* Begin *

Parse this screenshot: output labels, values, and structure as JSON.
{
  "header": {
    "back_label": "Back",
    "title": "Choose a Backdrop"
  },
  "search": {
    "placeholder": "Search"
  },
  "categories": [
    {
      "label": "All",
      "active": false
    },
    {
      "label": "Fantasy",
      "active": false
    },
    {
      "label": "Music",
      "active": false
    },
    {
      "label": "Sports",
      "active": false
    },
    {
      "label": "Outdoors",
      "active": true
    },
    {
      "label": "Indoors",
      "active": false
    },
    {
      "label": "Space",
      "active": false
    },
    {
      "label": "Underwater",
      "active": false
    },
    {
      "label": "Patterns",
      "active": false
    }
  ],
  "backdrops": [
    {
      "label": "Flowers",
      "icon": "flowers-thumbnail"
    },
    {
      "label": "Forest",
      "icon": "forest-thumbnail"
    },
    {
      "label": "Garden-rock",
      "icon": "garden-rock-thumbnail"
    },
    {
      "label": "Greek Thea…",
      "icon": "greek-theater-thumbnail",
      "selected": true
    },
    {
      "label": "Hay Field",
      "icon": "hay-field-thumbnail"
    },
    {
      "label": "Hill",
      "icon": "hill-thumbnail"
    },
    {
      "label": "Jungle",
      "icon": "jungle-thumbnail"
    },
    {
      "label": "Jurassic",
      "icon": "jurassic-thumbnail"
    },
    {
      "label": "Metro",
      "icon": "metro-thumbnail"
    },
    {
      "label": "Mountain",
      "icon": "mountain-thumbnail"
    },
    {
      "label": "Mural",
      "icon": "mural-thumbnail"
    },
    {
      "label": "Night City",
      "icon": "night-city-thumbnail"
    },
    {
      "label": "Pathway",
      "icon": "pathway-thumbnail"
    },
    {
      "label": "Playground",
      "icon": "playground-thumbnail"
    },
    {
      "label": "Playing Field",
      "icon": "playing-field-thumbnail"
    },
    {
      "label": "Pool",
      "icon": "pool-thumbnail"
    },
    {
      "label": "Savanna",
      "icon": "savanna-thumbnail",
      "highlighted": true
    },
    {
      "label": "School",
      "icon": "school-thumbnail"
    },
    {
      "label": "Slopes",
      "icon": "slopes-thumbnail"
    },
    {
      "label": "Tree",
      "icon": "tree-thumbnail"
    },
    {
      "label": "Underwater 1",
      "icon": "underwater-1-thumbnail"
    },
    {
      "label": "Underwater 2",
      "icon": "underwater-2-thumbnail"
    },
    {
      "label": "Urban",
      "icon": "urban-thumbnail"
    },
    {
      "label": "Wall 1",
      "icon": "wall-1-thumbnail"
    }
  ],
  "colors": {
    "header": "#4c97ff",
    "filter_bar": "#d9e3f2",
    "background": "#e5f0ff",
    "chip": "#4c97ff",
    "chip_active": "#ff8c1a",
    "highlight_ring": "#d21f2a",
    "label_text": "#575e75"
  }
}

* End *

*REQUEST*.
Transcribe all of the entries without altering anything.

*FINISHED TASK*.
Parse this screenshot: output labels, values, and structure as JSON.
{
  "header": {
    "back_label": "Back",
    "title": "Choose a Backdrop"
  },
  "search": {
    "placeholder": "Search"
  },
  "categories": [
    {
      "label": "All",
      "active": false
    },
    {
      "label": "Fantasy",
      "active": false
    },
    {
      "label": "Music",
      "active": false
    },
    {
      "label": "Sports",
      "active": false
    },
    {
      "label": "Outdoors",
      "active": true
    },
    {
      "label": "Indoors",
      "active": false
    },
    {
      "label": "Space",
      "active": false
    },
    {
      "label": "Underwater",
      "active": false
    },
    {
      "label": "Patterns",
      "active": false
    }
  ],
  "backdrops": [
    {
      "label": "Flowers",
      "icon": "flowers-thumbnail"
    },
    {
      "label": "Forest",
      "icon": "forest-thumbnail"
    },
    {
      "label": "Garden-rock",
      "icon": "garden-rock-thumbnail"
    },
    {
      "label": "Greek Thea…",
      "icon": "greek-theater-thumbnail",
      "selected": true
    },
    {
      "label": "Hay Field",
      "icon": "hay-field-thumbnail"
    },
    {
      "label": "Hill",
      "icon": "hill-thumbnail"
    },
    {
      "label": "Jungle",
      "icon": "jungle-thumbnail"
    },
    {
      "label": "Jurassic",
      "icon": "jurassic-thumbnail"
    },
    {
      "label": "Metro",
      "icon": "metro-thumbnail"
    },
    {
      "label": "Mountain",
      "icon": "mountain-thumbnail"
    },
    {
      "label": "Mural",
      "icon": "mural-thumbnail"
    },
    {
      "label": "Night City",
      "icon": "night-city-thumbnail"
    },
    {
      "label": "Pathway",
      "icon": "pathway-thumbnail"
    },
    {
      "label": "Playground",
      "icon": "playground-thumbnail"
    },
    {
      "label": "Playing Field",
      "icon": "playing-field-thumbnail"
    },
    {
      "label": "Pool",
      "icon": "pool-thumbnail"
    },
    {
      "label": "Savanna",
      "icon": "savanna-thumbnail",
      "highlighted": true
    },
    {
      "label": "School",
      "icon": "school-thumbnail"
    },
    {
      "label": "Slopes",
      "icon": "slopes-thumbnail"
    },
    {
      "label": "Tree",
      "icon": "tree-thumbnail"
    },
    {
      "label": "Underwater 1",
      "icon": "underwater-1-thumbnail"
    },
    {
      "label": "Underwater 2",
      "icon": "underwater-2-thumbnail"
    },
    {
      "label": "Urban",
      "icon": "urban-thumbnail"
    },
    {
      "label": "Wall 1",
      "icon": "wall-1-thumbnail"
    }
  ],
  "colors": {
    "header": "#4c97ff",
    "filter_bar": "#d9e3f2",
    "background": "#e5f0ff",
    "chip": "#4c97ff",
    "chip_active": "#ff8c1a",
    "highlight_ring": "#d21f2a",
    "label_text": "#575e75"
  }
}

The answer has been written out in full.